Part of a data file
*****

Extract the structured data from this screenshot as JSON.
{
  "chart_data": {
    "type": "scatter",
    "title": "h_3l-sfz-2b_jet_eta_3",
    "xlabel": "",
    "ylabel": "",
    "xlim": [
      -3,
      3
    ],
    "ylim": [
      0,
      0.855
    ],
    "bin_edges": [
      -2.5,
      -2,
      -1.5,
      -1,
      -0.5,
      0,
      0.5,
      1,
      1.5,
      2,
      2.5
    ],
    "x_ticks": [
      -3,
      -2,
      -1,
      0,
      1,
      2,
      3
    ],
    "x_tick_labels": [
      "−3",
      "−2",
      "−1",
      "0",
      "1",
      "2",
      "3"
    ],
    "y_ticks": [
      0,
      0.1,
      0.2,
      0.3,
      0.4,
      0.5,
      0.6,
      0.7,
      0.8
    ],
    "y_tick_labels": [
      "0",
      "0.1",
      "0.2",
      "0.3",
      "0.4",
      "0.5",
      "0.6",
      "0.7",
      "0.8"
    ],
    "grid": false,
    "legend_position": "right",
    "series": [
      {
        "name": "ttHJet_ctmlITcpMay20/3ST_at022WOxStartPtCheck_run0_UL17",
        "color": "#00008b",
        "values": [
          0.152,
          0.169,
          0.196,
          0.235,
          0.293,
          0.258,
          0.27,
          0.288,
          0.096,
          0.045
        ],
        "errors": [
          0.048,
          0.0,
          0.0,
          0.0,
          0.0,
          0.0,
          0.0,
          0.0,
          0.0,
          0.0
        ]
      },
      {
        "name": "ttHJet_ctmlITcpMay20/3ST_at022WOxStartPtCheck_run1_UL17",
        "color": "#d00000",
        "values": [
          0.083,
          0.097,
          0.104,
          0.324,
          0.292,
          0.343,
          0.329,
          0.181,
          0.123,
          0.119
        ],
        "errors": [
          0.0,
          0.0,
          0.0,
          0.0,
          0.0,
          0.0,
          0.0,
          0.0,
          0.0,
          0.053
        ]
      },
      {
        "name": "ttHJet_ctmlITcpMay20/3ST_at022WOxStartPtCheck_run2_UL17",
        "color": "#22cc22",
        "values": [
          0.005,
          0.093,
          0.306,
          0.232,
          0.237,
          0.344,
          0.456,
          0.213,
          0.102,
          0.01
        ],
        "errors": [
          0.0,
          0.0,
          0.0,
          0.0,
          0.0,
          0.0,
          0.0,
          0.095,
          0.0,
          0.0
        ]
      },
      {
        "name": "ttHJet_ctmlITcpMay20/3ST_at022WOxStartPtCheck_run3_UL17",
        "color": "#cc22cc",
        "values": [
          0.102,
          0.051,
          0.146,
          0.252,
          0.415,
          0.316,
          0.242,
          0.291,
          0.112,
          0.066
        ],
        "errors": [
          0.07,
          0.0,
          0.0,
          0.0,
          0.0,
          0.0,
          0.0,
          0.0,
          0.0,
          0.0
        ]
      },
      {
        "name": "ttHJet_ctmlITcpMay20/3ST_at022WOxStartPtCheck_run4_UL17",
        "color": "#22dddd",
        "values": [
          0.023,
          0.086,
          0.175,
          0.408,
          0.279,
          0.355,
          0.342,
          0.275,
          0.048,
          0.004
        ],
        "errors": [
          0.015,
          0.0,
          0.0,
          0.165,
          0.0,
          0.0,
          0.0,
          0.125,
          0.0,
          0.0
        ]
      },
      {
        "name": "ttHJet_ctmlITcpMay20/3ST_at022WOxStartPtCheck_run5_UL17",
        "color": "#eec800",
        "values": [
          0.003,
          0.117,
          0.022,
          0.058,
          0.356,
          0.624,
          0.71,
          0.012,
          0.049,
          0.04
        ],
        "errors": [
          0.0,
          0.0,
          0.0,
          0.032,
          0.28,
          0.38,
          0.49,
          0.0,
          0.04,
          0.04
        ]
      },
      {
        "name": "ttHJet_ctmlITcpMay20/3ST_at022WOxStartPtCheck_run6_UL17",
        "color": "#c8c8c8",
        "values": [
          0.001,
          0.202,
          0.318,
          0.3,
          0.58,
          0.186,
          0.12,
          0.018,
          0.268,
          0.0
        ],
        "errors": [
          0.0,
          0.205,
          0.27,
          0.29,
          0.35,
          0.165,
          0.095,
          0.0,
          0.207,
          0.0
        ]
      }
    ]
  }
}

*****

> [Exercise instructions]
Return all lines of the material above in which the word "color" occurs.

> [Output for this task]
        "color": "#00008b",
        "color": "#d00000",
        "color": "#22cc22",
        "color": "#cc22cc",
        "color": "#22dddd",
        "color": "#eec800",
        "color": "#c8c8c8",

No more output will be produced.